-- Begin Dataset records --

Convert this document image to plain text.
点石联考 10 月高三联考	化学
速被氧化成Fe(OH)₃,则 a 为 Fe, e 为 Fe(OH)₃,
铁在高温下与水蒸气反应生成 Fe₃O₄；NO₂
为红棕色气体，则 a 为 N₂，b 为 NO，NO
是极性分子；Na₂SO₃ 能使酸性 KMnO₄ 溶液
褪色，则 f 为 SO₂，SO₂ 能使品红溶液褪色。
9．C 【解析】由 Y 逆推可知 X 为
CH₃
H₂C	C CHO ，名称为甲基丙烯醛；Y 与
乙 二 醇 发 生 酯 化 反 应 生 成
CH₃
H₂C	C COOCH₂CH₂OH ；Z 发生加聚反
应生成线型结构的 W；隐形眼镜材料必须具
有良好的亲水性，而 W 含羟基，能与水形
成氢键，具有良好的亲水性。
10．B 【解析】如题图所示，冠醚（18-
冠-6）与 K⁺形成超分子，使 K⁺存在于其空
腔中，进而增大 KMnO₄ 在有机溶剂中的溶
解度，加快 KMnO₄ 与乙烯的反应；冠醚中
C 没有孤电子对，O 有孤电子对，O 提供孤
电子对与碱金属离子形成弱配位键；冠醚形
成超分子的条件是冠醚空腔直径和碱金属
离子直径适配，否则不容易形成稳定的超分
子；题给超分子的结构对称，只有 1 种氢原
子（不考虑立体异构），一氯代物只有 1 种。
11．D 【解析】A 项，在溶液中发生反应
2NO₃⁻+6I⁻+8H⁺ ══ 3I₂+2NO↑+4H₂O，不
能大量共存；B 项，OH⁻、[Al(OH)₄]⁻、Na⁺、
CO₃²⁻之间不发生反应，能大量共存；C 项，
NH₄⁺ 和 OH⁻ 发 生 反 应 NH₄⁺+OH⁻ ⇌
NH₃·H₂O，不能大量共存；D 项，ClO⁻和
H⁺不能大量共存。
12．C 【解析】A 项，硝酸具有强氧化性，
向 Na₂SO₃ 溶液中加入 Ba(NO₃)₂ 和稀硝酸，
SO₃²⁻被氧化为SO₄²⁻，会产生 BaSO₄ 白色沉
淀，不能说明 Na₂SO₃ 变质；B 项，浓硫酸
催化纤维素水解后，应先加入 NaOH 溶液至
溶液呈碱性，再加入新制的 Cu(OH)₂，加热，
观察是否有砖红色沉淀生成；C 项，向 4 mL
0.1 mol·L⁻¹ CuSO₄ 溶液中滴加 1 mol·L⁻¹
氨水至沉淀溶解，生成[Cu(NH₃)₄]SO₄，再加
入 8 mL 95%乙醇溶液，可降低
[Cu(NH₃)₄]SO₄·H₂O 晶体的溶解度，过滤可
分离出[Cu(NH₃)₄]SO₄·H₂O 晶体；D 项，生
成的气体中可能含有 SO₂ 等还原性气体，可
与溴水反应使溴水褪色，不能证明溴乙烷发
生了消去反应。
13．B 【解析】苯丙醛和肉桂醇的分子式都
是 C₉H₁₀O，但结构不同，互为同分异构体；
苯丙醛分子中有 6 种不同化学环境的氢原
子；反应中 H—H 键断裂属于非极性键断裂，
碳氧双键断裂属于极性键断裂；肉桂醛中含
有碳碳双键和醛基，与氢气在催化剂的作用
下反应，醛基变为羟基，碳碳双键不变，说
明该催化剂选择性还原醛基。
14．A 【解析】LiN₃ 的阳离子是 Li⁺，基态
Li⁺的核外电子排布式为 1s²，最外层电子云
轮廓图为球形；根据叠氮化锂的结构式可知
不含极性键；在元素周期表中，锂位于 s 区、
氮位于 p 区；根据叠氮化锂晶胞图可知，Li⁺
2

-- End Dataset records --

*Goal:* Take every line from the records above that has the word "KMnO₄" and copy it.

*Correct response:*
是极性分子；Na₂SO₃ 能使酸性 KMnO₄ 溶液
腔中，进而增大 KMnO₄ 在有机溶剂中的溶
解度，加快 KMnO₄ 与乙烯的反应；冠醚中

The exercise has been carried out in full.